Given problem:
For every line in the records that has the word "this", make a copy.

Material shown:
-- BEGIN --

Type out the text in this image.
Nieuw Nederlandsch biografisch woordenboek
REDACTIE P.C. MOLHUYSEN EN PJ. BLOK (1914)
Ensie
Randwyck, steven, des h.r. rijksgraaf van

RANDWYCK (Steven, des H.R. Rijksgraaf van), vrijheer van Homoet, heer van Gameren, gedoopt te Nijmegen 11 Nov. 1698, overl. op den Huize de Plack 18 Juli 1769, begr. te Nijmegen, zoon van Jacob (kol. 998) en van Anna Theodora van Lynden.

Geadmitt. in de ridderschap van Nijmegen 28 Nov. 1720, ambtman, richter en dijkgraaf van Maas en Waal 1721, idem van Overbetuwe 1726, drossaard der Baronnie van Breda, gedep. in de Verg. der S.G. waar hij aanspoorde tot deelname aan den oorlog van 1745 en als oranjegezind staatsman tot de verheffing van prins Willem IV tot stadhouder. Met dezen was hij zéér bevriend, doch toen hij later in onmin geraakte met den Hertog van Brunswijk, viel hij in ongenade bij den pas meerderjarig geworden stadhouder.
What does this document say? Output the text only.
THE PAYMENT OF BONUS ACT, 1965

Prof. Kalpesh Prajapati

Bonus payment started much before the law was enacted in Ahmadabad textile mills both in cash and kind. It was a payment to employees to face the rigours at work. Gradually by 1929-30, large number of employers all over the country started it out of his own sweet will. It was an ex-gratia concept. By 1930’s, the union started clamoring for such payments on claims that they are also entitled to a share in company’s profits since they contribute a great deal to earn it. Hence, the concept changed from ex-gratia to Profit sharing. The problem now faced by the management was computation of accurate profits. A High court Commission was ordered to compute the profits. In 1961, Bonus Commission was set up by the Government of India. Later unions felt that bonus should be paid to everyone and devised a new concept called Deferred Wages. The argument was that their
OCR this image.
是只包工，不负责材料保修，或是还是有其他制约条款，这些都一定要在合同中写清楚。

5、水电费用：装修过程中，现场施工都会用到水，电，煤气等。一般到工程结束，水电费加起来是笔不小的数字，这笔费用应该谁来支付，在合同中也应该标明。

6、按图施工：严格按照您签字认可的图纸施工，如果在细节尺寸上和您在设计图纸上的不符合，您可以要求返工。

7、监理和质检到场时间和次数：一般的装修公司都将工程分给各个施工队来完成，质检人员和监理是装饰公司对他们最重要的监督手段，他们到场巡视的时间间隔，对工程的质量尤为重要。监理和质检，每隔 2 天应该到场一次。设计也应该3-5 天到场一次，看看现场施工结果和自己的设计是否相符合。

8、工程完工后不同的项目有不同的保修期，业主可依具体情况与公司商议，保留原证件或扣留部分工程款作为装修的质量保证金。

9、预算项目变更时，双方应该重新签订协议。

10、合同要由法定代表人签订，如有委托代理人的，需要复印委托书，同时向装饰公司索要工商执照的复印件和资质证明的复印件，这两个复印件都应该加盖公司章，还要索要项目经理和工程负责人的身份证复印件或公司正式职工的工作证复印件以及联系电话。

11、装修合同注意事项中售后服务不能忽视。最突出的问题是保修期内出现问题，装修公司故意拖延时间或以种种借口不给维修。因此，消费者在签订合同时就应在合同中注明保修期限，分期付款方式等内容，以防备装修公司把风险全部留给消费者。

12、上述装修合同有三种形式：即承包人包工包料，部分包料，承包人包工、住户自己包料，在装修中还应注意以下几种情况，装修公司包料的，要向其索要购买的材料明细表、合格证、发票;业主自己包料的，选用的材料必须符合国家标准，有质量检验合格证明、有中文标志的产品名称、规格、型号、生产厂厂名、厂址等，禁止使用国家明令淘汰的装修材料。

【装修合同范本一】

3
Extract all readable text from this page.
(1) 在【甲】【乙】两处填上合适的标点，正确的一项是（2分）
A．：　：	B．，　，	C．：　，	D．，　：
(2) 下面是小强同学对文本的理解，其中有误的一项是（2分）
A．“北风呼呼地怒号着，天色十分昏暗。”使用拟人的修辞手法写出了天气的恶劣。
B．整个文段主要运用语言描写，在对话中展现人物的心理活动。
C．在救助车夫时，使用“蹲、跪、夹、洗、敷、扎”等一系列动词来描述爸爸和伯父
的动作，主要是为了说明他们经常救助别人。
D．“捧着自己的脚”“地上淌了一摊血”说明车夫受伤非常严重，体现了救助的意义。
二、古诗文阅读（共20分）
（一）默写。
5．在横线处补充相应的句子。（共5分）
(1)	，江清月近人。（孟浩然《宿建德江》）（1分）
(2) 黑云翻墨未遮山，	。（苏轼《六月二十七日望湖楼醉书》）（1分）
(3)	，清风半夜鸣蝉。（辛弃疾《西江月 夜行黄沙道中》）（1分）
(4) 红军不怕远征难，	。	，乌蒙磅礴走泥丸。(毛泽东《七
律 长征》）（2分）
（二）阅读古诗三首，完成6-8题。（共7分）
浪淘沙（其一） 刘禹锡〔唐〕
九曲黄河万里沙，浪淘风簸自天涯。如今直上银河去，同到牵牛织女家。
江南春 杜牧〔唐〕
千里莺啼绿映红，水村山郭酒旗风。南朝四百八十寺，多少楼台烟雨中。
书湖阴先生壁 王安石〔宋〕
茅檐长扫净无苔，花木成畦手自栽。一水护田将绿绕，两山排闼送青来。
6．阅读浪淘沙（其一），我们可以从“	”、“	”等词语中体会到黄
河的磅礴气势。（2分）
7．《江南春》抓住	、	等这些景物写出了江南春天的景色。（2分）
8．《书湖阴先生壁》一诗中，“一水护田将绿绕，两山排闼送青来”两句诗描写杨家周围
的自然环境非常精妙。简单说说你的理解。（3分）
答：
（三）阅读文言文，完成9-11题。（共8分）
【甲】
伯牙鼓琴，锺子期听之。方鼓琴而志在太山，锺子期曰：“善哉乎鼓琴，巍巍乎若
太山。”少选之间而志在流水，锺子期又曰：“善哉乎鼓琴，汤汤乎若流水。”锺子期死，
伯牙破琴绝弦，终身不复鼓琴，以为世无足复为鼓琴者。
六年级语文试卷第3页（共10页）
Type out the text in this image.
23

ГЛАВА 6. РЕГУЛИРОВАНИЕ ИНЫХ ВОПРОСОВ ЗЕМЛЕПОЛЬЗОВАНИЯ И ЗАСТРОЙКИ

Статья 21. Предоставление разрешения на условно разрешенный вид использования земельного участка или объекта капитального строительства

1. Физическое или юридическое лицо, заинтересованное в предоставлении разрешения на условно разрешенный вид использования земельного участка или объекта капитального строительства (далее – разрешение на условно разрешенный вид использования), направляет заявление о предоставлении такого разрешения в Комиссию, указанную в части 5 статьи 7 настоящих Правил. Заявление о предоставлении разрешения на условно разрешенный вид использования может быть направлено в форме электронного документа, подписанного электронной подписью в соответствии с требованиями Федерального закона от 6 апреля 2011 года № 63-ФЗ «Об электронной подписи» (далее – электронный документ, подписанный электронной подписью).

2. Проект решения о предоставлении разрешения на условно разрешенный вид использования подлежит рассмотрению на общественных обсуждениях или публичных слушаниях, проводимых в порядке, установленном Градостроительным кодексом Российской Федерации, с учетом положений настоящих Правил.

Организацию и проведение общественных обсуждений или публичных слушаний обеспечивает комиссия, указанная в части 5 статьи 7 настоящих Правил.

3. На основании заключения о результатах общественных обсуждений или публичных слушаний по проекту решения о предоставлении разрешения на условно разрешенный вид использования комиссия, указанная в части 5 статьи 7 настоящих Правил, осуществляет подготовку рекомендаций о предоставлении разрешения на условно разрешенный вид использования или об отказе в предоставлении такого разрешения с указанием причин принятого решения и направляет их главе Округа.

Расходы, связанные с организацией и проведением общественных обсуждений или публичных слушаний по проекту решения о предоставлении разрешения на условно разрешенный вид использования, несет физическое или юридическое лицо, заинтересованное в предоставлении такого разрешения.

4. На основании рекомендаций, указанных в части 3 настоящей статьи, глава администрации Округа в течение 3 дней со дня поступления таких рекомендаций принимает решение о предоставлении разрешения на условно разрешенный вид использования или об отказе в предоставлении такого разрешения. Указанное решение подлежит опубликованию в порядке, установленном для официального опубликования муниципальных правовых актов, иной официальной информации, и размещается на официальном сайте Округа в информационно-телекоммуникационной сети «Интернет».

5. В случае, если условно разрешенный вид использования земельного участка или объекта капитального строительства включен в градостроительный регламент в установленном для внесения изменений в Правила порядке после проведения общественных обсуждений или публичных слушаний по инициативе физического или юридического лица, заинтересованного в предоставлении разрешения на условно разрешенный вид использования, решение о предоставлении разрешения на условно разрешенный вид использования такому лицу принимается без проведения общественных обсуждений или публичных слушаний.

-- END --

Task solution:
Type out the text in this image.
What does this document say? Output the text only.
OCR this image.
Extract all readable text from this page.
Type out the text in this image.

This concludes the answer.